> _Goal_: Which lines in the items below contain the string "apoyo"? Case counts. Return each such line in full.
* START Data shown *
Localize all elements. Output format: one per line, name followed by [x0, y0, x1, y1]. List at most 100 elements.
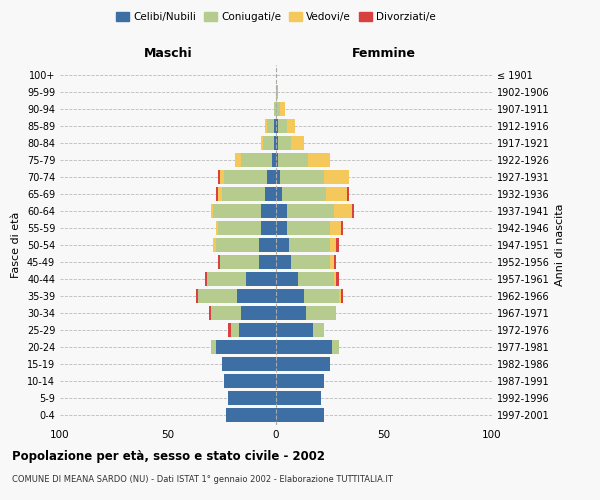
- Bar: [337, 272, 338, 286]
- Bar: [330, 238, 337, 252]
- Y-axis label: Fasce di età: Fasce di età: [11, 212, 21, 278]
- Bar: [198, 289, 237, 303]
- Bar: [337, 238, 338, 252]
- Bar: [276, 204, 287, 218]
- Bar: [287, 119, 295, 133]
- Bar: [261, 221, 276, 235]
- Bar: [226, 408, 276, 422]
- Bar: [263, 136, 274, 150]
- Bar: [246, 272, 276, 286]
- Bar: [352, 204, 354, 218]
- Bar: [341, 221, 343, 235]
- Bar: [214, 204, 261, 218]
- Bar: [274, 119, 276, 133]
- Bar: [332, 340, 338, 354]
- Bar: [241, 153, 272, 167]
- Bar: [261, 204, 276, 218]
- Bar: [276, 136, 278, 150]
- Bar: [347, 187, 349, 201]
- Bar: [265, 119, 268, 133]
- Bar: [334, 255, 337, 269]
- Bar: [207, 272, 246, 286]
- Text: Maschi: Maschi: [143, 47, 193, 60]
- Bar: [276, 357, 330, 371]
- Bar: [291, 255, 330, 269]
- Bar: [218, 170, 220, 184]
- Bar: [222, 357, 276, 371]
- Bar: [268, 119, 274, 133]
- Bar: [276, 323, 313, 337]
- Bar: [338, 289, 341, 303]
- Text: COMUNE DI MEANA SARDO (NU) - Dati ISTAT 1° gennaio 2002 - Elaborazione TUTTITALI: COMUNE DI MEANA SARDO (NU) - Dati ISTAT …: [12, 475, 393, 484]
- Legend: Celibi/Nubili, Coniugati/e, Vedovi/e, Divorziati/e: Celibi/Nubili, Coniugati/e, Vedovi/e, Di…: [112, 8, 440, 26]
- Bar: [265, 187, 276, 201]
- Bar: [287, 204, 334, 218]
- Bar: [276, 340, 332, 354]
- Bar: [304, 289, 338, 303]
- Bar: [308, 153, 330, 167]
- Bar: [211, 204, 214, 218]
- Bar: [287, 221, 330, 235]
- Bar: [229, 323, 230, 337]
- Bar: [306, 306, 337, 320]
- Bar: [330, 255, 334, 269]
- Bar: [326, 187, 347, 201]
- Bar: [218, 221, 261, 235]
- Bar: [278, 119, 287, 133]
- Bar: [261, 136, 263, 150]
- Bar: [272, 153, 276, 167]
- Bar: [224, 374, 276, 388]
- Bar: [222, 187, 265, 201]
- Bar: [230, 323, 239, 337]
- Bar: [334, 272, 337, 286]
- Bar: [224, 170, 268, 184]
- Bar: [274, 136, 276, 150]
- Bar: [276, 391, 322, 405]
- Bar: [237, 289, 276, 303]
- Bar: [276, 272, 298, 286]
- Y-axis label: Anni di nascita: Anni di nascita: [555, 204, 565, 286]
- Bar: [276, 255, 291, 269]
- Bar: [280, 102, 284, 116]
- Bar: [276, 119, 278, 133]
- Bar: [211, 340, 215, 354]
- Bar: [276, 374, 323, 388]
- Bar: [276, 289, 304, 303]
- Bar: [278, 153, 308, 167]
- Bar: [276, 408, 323, 422]
- Bar: [276, 170, 280, 184]
- Bar: [211, 306, 241, 320]
- Bar: [241, 306, 276, 320]
- Bar: [283, 187, 326, 201]
- Bar: [276, 221, 287, 235]
- Bar: [259, 255, 276, 269]
- Bar: [330, 221, 341, 235]
- Bar: [334, 204, 352, 218]
- Bar: [276, 306, 306, 320]
- Bar: [229, 391, 276, 405]
- Bar: [220, 170, 224, 184]
- Bar: [276, 153, 278, 167]
- Bar: [209, 306, 211, 320]
- Bar: [235, 153, 241, 167]
- Bar: [289, 238, 330, 252]
- Bar: [276, 85, 278, 99]
- Bar: [278, 136, 291, 150]
- Bar: [276, 187, 283, 201]
- Bar: [218, 187, 222, 201]
- Bar: [196, 289, 198, 303]
- Text: Popolazione per età, sesso e stato civile - 2002: Popolazione per età, sesso e stato civil…: [12, 450, 325, 463]
- Bar: [280, 170, 323, 184]
- Bar: [205, 272, 207, 286]
- Bar: [276, 238, 289, 252]
- Bar: [274, 102, 276, 116]
- Bar: [214, 238, 215, 252]
- Bar: [215, 340, 276, 354]
- Bar: [276, 102, 280, 116]
- Bar: [313, 323, 323, 337]
- Bar: [259, 238, 276, 252]
- Bar: [298, 272, 334, 286]
- Bar: [268, 170, 276, 184]
- Bar: [323, 170, 349, 184]
- Bar: [215, 187, 218, 201]
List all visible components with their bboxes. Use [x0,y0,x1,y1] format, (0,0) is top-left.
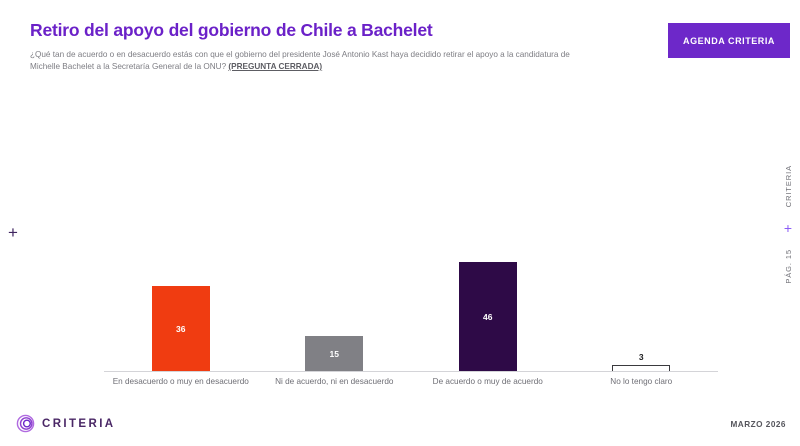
closed-question-tag: (PREGUNTA CERRADA) [228,62,323,72]
header: Retiro del apoyo del gobierno de Chile a… [30,20,615,73]
criteria-logo: CRITERIA [16,414,116,433]
bar-ni-de-acuerdo[interactable]: 15 [305,336,364,372]
x-axis-line [104,371,718,372]
bar-slot: 15 [258,150,412,372]
bar-slot: 3 [565,150,719,372]
bar-slot: 36 [104,150,258,372]
category-label: No lo tengo claro [610,377,673,386]
category-label: En desacuerdo o muy en desacuerdo [112,377,249,386]
bar-value-label: 46 [483,311,493,322]
agenda-criteria-button[interactable]: AGENDA CRITERIA [668,23,790,58]
page-title: Retiro del apoyo del gobierno de Chile a… [30,20,433,40]
bar-value-label: 3 [638,351,644,362]
bar-chart-plot-area: 36 15 46 3 [104,150,718,372]
bar-de-acuerdo[interactable]: 46 [458,261,517,372]
bar-chart: 36 15 46 3 [104,150,718,372]
bar-value-label: 36 [176,323,186,334]
bar-value-label: 15 [329,348,339,359]
question-subtitle: ¿Qué tan de acuerdo o en desacuerdo está… [30,49,595,73]
rail-brand-label: CRITERIA [783,165,793,208]
bar-slot: 46 [411,150,565,372]
x-axis-category-labels: En desacuerdo o muy en desacuerdo Ni de … [104,376,718,388]
category-label: Ni de acuerdo, ni en desacuerdo [275,377,394,386]
criteria-spiral-icon [16,414,35,433]
criteria-logo-text: CRITERIA [42,417,116,430]
side-rail: CRITERIA + PÁG. 15 [779,165,797,295]
footer-date: MARZO 2026 [730,420,786,429]
question-text: ¿Qué tan de acuerdo o en desacuerdo está… [30,50,570,72]
category-label: De acuerdo o muy de acuerdo [432,377,543,386]
plus-marker-left: + [8,223,18,242]
bar-en-desacuerdo[interactable]: 36 [151,285,210,372]
page-number-label: PÁG. 15 [783,249,793,284]
plus-marker-right: + [783,220,793,237]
* END Data shown *
> _Correct answer_:
header: Retiro del apoyo del gobierno de Chile a… [30,20,615,73]
page-title: Retiro del apoyo del gobierno de Chile a… [30,20,433,40]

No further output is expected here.